CHALLENGE:
Rewrite the records between the lines holding "y-tick-label: 4000 (54, 292, 96, 306)" and "x-axis-title: Pressure, MPa", inclusive, changing "point" to "marker" and leaving everything else as it is.

RAW DATA:
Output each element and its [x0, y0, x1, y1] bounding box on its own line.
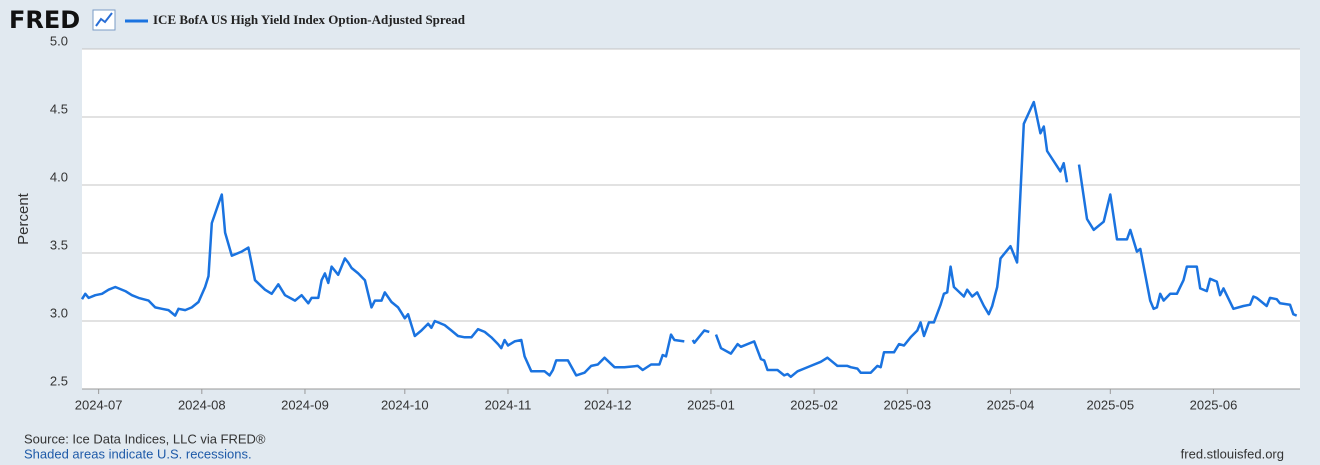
y-tick-label: 3.0 [50, 305, 68, 320]
x-tick-label: 2025-01 [687, 397, 735, 412]
note: Shaded areas indicate U.S. recessions. [24, 446, 252, 461]
x-tick-label: 2025-06 [1190, 397, 1238, 412]
x-tick-label: 2024-11 [485, 397, 532, 412]
y-axis-label: Percent [15, 192, 32, 245]
logo: FRED [9, 6, 80, 34]
credit: fred.stlouisfed.org [1181, 446, 1284, 461]
plot-area [82, 49, 1300, 389]
y-tick-label: 4.0 [50, 169, 68, 184]
y-tick-label: 4.5 [50, 101, 68, 116]
x-tick-label: 2024-10 [381, 397, 429, 412]
y-tick-label: 2.5 [50, 373, 68, 388]
x-tick-label: 2024-08 [178, 397, 226, 412]
x-tick-label: 2024-07 [75, 397, 123, 412]
source: Source: Ice Data Indices, LLC via FRED® [24, 431, 266, 446]
x-tick-label: 2025-03 [883, 397, 931, 412]
legend-label: ICE BofA US High Yield Index Option-Adju… [153, 12, 466, 27]
x-tick-label: 2024-09 [281, 397, 329, 412]
y-tick-label: 5.0 [50, 33, 68, 48]
logo-icon [92, 9, 116, 31]
x-tick-label: 2025-05 [1086, 397, 1134, 412]
x-tick-label: 2025-02 [790, 397, 838, 412]
y-tick-label: 3.5 [50, 237, 68, 252]
line-series [80, 100, 1298, 379]
x-tick-label: 2024-12 [584, 397, 632, 412]
x-tick-label: 2025-04 [987, 397, 1035, 412]
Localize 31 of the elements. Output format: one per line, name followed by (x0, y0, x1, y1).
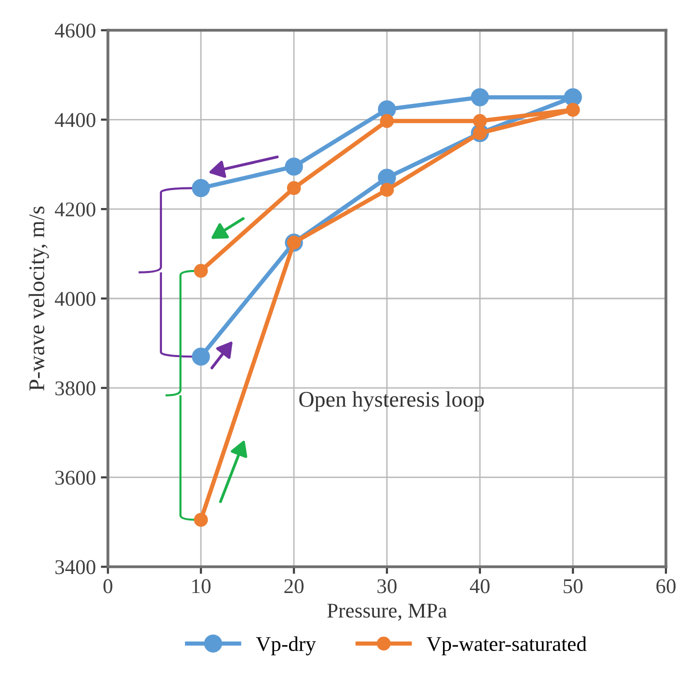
y-tick-label: 4000 (54, 292, 96, 306)
y-tick-label: 3400 (55, 560, 96, 574)
y-tick-label: 3800 (55, 381, 96, 396)
y-tick-label: 4600 (54, 24, 96, 38)
point (380, 114, 394, 128)
point (286, 181, 301, 196)
x-axis-title: Pressure, MPa (327, 604, 447, 621)
x-tick-label: 0 (104, 579, 112, 594)
point (472, 114, 487, 128)
point (564, 88, 582, 106)
point (470, 88, 489, 106)
x-tick-label: 50 (564, 579, 583, 594)
x-tick-label: 10 (192, 579, 211, 594)
y-tick-label: 4400 (54, 113, 96, 128)
x-tick-label: 40 (470, 579, 490, 594)
legend-label: Vp-dry (256, 636, 316, 656)
y-axis-title: P-wave velocity, m/s (28, 206, 49, 391)
x-tick-label: 30 (378, 579, 397, 594)
y-tick-label: 3600 (55, 470, 96, 485)
x-tick-label: 20 (284, 579, 304, 594)
y-tick-label: 4200 (54, 202, 96, 217)
point (192, 179, 210, 198)
point (566, 102, 580, 117)
x-tick-label: 60 (656, 579, 676, 594)
point (194, 512, 208, 527)
point (192, 348, 210, 366)
annotation: Open hysteresis loop (299, 391, 484, 412)
point (380, 182, 394, 197)
point (284, 158, 303, 176)
point (194, 264, 208, 278)
legend-label: Vp-water-saturated (426, 636, 587, 656)
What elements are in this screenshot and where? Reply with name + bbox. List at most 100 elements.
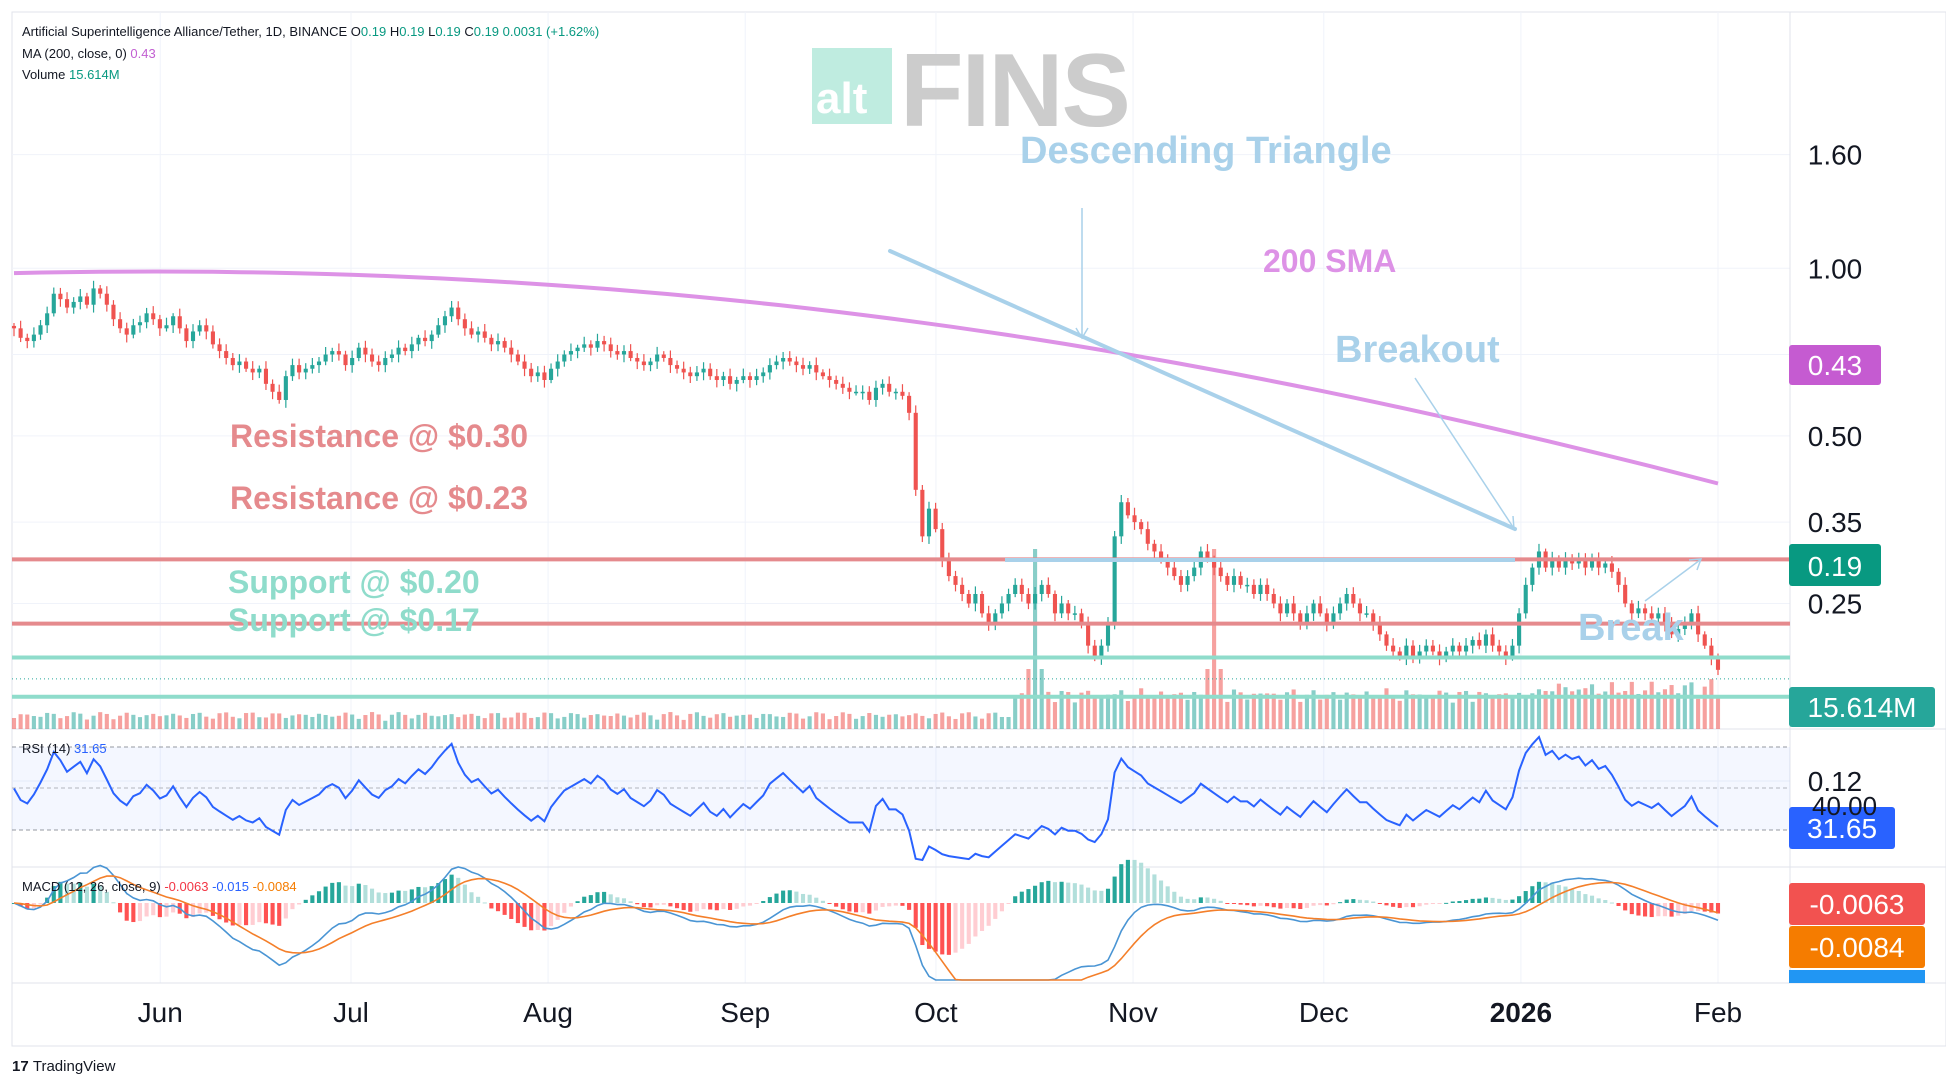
volume-bar — [217, 713, 222, 729]
macd-histogram-bar — [356, 883, 361, 903]
candle — [1019, 578, 1024, 602]
candle — [1437, 644, 1442, 666]
macd-histogram-bar — [369, 888, 375, 903]
macd-histogram-bar — [907, 903, 912, 910]
volume-bar — [887, 714, 892, 729]
volume-bar — [336, 715, 341, 729]
candle — [250, 361, 255, 381]
macd-histogram-bar — [840, 903, 845, 910]
candle — [1218, 559, 1223, 582]
volume-bar — [230, 716, 235, 729]
macd-histogram-bar — [376, 892, 381, 903]
candle — [383, 351, 388, 373]
volume-bar — [1198, 694, 1203, 729]
macd-legend-signal: -0.0084 — [252, 879, 297, 894]
macd-histogram-bar — [893, 903, 898, 906]
volume-bar — [330, 716, 335, 729]
macd-histogram-bar — [1258, 903, 1263, 906]
macd-histogram-bar — [476, 896, 481, 903]
macd-histogram-bar — [794, 891, 799, 903]
macd-histogram-bar — [860, 903, 865, 913]
macd-histogram-bar — [1457, 901, 1462, 903]
candle — [144, 307, 149, 329]
candle — [999, 596, 1004, 619]
macd-histogram-bar — [913, 903, 918, 928]
volume-bar — [966, 712, 971, 729]
volume-bar — [873, 714, 879, 729]
volume-bar — [840, 712, 845, 729]
candle — [840, 376, 845, 394]
macd-histogram-bar — [1470, 898, 1475, 903]
candle — [1178, 569, 1183, 593]
volume-bar — [1265, 693, 1270, 729]
volume-bar — [1656, 692, 1661, 729]
candle — [283, 370, 288, 408]
volume-bar — [668, 712, 673, 729]
macd-histogram-bar — [363, 885, 368, 903]
macd-histogram-bar — [681, 903, 686, 911]
time-tick-label: Feb — [1694, 997, 1742, 1028]
macd-histogram-bar — [986, 903, 991, 926]
candle — [303, 363, 308, 380]
macd-histogram-bar — [224, 903, 229, 923]
candle — [880, 379, 885, 395]
candle — [310, 357, 315, 374]
volume-bar — [1490, 698, 1495, 729]
volume-bar — [648, 715, 653, 729]
macd-histogram-bar — [1503, 899, 1508, 903]
volume-bar — [608, 716, 613, 729]
candle — [18, 320, 23, 343]
macd-histogram-bar — [1391, 903, 1396, 907]
volume-bar — [1530, 693, 1535, 729]
last-price-tag: 0.19 — [1789, 544, 1881, 586]
macd-histogram-bar — [714, 903, 719, 911]
volume-bar — [204, 716, 209, 729]
tradingview-logo[interactable]: 17 TradingView — [12, 1058, 116, 1075]
macd-histogram-bar — [535, 903, 540, 930]
volume-bar — [920, 715, 925, 729]
volume-bar — [1338, 699, 1343, 729]
candle — [237, 354, 242, 373]
macd-legend[interactable]: MACD (12, 26, close, 9) -0.0063 -0.015 -… — [22, 879, 297, 894]
candle — [595, 333, 600, 352]
rsi-legend[interactable]: RSI (14) 31.65 — [22, 741, 107, 756]
volume-bar — [708, 717, 713, 729]
candle — [1251, 579, 1256, 599]
candle — [993, 609, 998, 631]
symbol-legend[interactable]: Artificial Superintelligence Alliance/Te… — [22, 24, 600, 39]
macd-histogram-bar — [137, 903, 143, 922]
candle — [1357, 598, 1363, 622]
macd-histogram-bar — [588, 895, 593, 903]
candle — [1172, 560, 1177, 581]
macd-histogram-bar — [244, 903, 249, 926]
macd-histogram-bar — [1318, 903, 1323, 906]
volume-bar — [522, 712, 527, 729]
volume-bar — [907, 715, 912, 729]
volume-bar — [1231, 689, 1237, 729]
candle — [1271, 588, 1276, 609]
candle — [1709, 638, 1714, 666]
candle — [814, 357, 819, 381]
volume-bar — [197, 712, 202, 729]
candle — [436, 318, 441, 338]
candle — [98, 285, 103, 299]
volume-bar — [190, 713, 196, 729]
volume-legend[interactable]: Volume 15.614M — [22, 67, 120, 82]
volume-bar — [847, 713, 852, 729]
macd-histogram-bar — [1643, 903, 1648, 917]
candle — [509, 340, 514, 363]
macd-histogram-bar — [701, 903, 706, 910]
volume-bar — [575, 714, 580, 729]
macd-histogram-bar — [1139, 862, 1144, 903]
candle — [960, 577, 965, 602]
ma-legend[interactable]: MA (200, close, 0) 0.43 — [22, 46, 156, 61]
macd-histogram-bar — [1304, 903, 1309, 908]
candle — [58, 287, 63, 307]
volume-bar — [369, 712, 375, 729]
volume-value: 15.614M — [69, 67, 120, 82]
descending-trendline — [888, 249, 1517, 531]
candle — [1238, 571, 1243, 589]
volume-bar — [290, 715, 295, 729]
macd-histogram-bar — [237, 903, 242, 925]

RESULT BELOW:
y-tick-label: 4000 (54, 292, 96, 306)
y-tick-label: 3400 (55, 560, 96, 574)
y-tick-label: 3800 (55, 381, 96, 396)
y-tick-label: 4600 (54, 24, 96, 38)
marker (380, 114, 394, 128)
marker (286, 181, 301, 196)
x-axis-title: Pressure, MPa (327, 604, 447, 621)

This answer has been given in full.